◆ PROBLEM REQUIREMENTS ◆
Copy everything from the start of the entries down to the line containing "relay 021 coil [306, 190, 328, 230]", changing "rail" to "bus" and leaving the rest untouched.

───── DATASET ─────

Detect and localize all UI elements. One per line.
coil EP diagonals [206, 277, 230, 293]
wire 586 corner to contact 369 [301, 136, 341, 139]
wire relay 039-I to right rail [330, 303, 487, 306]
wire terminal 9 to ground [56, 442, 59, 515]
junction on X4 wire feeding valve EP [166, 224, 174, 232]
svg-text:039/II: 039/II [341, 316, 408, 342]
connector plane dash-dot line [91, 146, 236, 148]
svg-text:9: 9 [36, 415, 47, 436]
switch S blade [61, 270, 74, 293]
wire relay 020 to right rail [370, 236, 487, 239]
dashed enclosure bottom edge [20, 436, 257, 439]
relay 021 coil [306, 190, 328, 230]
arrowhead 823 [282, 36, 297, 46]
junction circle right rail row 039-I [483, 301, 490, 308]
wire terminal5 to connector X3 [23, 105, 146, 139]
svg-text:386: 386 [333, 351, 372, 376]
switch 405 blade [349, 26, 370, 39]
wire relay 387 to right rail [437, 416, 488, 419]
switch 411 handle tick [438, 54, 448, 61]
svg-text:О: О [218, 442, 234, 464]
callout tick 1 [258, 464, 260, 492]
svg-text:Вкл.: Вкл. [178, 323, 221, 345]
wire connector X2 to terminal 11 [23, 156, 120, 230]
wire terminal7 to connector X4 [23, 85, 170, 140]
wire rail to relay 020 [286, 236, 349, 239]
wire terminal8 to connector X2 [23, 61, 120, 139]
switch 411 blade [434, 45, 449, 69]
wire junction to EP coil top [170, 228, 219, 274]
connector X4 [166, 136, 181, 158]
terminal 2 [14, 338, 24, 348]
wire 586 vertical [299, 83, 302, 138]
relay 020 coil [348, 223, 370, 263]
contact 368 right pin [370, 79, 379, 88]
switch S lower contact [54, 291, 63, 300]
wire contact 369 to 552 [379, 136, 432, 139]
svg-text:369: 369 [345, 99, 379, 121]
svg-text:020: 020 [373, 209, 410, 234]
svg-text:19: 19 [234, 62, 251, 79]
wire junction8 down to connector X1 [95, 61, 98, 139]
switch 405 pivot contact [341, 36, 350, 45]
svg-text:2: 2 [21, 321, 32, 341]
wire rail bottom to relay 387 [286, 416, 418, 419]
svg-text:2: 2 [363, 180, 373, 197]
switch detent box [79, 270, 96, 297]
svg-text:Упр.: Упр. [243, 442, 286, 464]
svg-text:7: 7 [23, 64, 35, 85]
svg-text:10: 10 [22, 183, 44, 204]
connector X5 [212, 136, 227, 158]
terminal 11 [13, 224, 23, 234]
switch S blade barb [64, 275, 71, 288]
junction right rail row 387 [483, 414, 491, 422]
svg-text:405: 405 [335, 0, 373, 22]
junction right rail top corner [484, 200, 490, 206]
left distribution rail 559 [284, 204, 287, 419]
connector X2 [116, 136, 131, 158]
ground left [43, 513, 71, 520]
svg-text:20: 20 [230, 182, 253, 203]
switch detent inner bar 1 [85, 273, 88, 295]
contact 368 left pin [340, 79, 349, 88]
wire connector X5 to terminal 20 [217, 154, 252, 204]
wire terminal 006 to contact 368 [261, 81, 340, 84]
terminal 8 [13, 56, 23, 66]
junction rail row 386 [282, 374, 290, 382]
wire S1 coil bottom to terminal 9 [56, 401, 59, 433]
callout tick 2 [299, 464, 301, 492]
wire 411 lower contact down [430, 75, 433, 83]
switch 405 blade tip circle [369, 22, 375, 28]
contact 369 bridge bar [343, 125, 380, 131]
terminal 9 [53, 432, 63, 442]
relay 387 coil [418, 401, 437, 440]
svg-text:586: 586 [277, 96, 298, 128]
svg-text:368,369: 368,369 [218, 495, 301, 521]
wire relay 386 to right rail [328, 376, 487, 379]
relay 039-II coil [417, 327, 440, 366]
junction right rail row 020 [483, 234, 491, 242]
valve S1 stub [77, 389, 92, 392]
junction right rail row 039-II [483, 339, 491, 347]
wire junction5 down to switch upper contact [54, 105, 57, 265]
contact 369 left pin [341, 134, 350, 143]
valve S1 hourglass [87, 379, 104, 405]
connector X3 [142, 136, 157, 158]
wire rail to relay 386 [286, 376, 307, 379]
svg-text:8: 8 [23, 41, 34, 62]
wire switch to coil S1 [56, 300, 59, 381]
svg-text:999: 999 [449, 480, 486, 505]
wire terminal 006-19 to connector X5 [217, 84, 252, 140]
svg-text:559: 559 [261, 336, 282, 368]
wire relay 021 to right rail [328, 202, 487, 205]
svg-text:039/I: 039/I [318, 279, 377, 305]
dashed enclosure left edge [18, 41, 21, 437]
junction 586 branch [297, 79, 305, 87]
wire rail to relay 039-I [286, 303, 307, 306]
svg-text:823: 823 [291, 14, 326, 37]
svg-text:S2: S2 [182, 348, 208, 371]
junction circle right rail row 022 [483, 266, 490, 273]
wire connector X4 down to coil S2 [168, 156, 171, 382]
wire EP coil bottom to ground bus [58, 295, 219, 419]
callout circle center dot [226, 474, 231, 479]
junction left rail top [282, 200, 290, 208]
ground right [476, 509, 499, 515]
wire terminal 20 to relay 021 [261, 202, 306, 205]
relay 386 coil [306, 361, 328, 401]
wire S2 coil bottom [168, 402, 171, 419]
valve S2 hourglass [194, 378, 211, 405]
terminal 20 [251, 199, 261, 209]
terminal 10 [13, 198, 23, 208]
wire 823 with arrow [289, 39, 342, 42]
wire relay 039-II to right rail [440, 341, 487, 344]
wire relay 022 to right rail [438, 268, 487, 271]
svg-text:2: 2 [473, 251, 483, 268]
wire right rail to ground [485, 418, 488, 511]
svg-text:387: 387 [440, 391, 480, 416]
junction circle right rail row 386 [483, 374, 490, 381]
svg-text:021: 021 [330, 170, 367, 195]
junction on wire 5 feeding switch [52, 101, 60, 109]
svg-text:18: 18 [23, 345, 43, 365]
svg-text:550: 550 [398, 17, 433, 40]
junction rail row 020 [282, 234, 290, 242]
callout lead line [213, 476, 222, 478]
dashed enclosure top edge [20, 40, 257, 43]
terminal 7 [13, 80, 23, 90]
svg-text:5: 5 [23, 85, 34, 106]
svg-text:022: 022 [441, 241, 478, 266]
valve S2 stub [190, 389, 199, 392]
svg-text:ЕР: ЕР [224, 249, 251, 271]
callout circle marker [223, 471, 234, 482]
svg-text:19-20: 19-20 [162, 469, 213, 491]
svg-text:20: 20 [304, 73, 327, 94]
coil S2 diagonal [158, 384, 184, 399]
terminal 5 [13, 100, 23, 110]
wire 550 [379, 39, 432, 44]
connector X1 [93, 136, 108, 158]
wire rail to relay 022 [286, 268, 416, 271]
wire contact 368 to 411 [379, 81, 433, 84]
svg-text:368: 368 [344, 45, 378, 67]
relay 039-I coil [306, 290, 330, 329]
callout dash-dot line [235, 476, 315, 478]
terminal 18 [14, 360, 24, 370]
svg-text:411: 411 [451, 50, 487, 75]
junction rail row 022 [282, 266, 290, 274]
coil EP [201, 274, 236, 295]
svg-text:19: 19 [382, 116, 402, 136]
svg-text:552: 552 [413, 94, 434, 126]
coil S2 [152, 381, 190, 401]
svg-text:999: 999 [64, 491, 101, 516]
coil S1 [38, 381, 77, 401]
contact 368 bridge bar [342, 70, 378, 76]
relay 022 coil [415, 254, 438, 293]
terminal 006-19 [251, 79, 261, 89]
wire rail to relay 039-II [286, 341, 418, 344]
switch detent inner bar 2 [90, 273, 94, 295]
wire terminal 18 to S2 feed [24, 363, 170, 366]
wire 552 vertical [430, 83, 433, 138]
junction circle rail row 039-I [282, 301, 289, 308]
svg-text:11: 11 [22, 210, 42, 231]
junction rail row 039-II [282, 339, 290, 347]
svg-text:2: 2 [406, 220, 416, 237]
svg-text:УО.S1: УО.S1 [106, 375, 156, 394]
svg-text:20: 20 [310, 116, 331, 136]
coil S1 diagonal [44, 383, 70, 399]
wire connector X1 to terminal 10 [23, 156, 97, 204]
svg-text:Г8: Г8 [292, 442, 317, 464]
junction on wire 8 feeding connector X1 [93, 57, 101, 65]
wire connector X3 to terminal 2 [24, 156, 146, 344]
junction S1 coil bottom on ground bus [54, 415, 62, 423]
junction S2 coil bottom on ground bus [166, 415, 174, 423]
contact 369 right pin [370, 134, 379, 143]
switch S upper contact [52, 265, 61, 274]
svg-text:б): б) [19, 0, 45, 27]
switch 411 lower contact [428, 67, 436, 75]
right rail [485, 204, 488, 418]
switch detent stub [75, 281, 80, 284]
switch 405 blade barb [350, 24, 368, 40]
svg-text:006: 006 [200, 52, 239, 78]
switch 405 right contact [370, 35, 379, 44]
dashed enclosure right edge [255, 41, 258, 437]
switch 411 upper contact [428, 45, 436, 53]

─────

◆ THE SOLUTION ◆
Detect and localize all UI elements. One per line.
coil EP diagonals [206, 277, 230, 293]
wire 586 corner to contact 369 [301, 136, 341, 139]
wire relay 039-I to right bus [330, 303, 487, 306]
wire terminal 9 to ground [56, 442, 59, 515]
junction on X4 wire feeding valve EP [166, 224, 174, 232]
svg-text:039/II: 039/II [341, 316, 408, 342]
connector plane dash-dot line [91, 146, 236, 148]
svg-text:9: 9 [36, 415, 47, 436]
switch S blade [61, 270, 74, 293]
wire relay 020 to right bus [370, 236, 487, 239]
dashed enclosure bottom edge [20, 436, 257, 439]
relay 021 coil [306, 190, 328, 230]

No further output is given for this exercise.